==== INPUT RECORDS

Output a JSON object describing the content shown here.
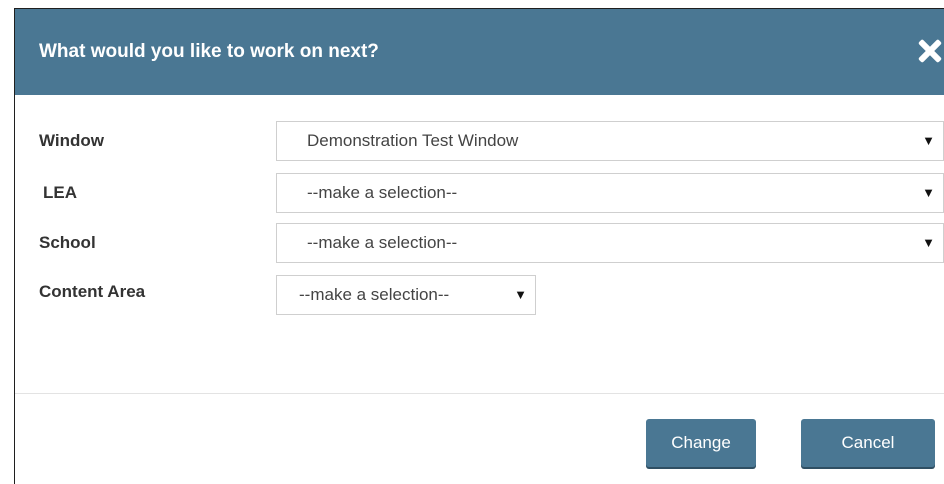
{
  "dialog": {
    "title": "What would you like to work on next?",
    "close_icon": "close-icon"
  },
  "fields": {
    "window": {
      "label": "Window",
      "value": "Demonstration Test Window"
    },
    "lea": {
      "label": "LEA",
      "value": "--make a selection--"
    },
    "school": {
      "label": "School",
      "value": "--make a selection--"
    },
    "content_area": {
      "label": "Content Area",
      "value": "--make a selection--"
    }
  },
  "arrow_glyph": "▼",
  "buttons": {
    "change": "Change",
    "cancel": "Cancel"
  },
  "colors": {
    "header": "#4a7793",
    "button": "#4a7793"
  }
}
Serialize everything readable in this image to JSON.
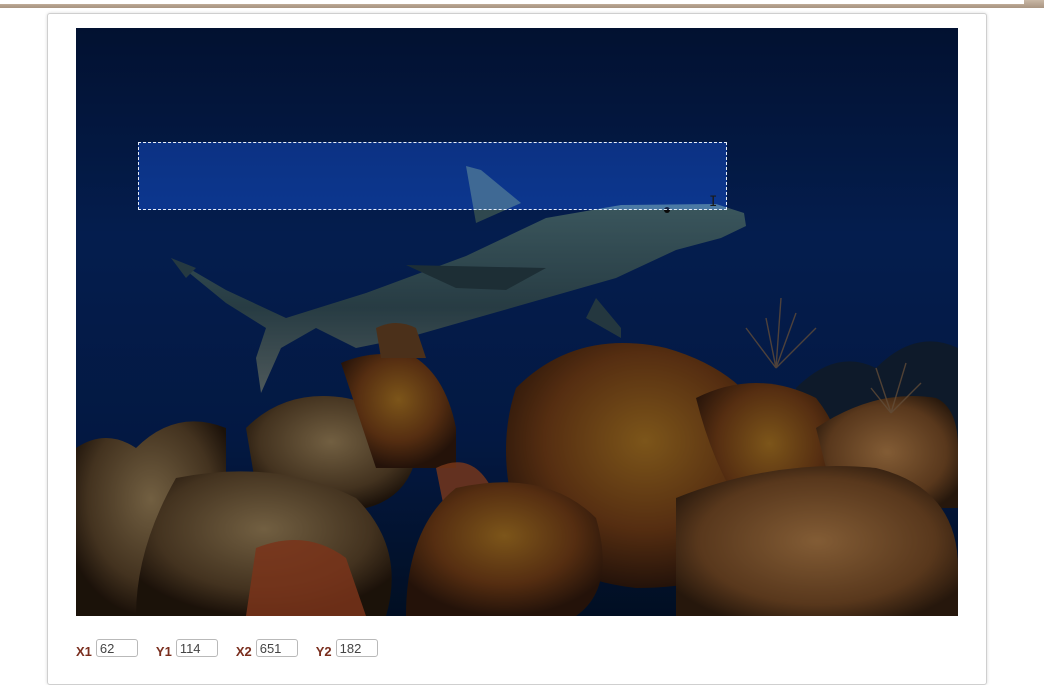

========

**WRITTEN PROBLEM**
Leaving out the pictures, repeat the data above exactly.

**FINAL RESULT**
Output a JSON object describing the content shown here.
{
  "dialog": {
    "title": "What would you like to work on next?",
    "close_icon": "close-icon"
  },
  "fields": {
    "window": {
      "label": "Window",
      "value": "Demonstration Test Window"
    },
    "lea": {
      "label": "LEA",
      "value": "--make a selection--"
    },
    "school": {
      "label": "School",
      "value": "--make a selection--"
    },
    "content_area": {
      "label": "Content Area",
      "value": "--make a selection--"
    }
  },
  "arrow_glyph": "▼",
  "buttons": {
    "change": "Change",
    "cancel": "Cancel"
  },
  "colors": {
    "header": "#4a7793",
    "button": "#4a7793"
  }
}
Serialize everything readable in this image to JSON.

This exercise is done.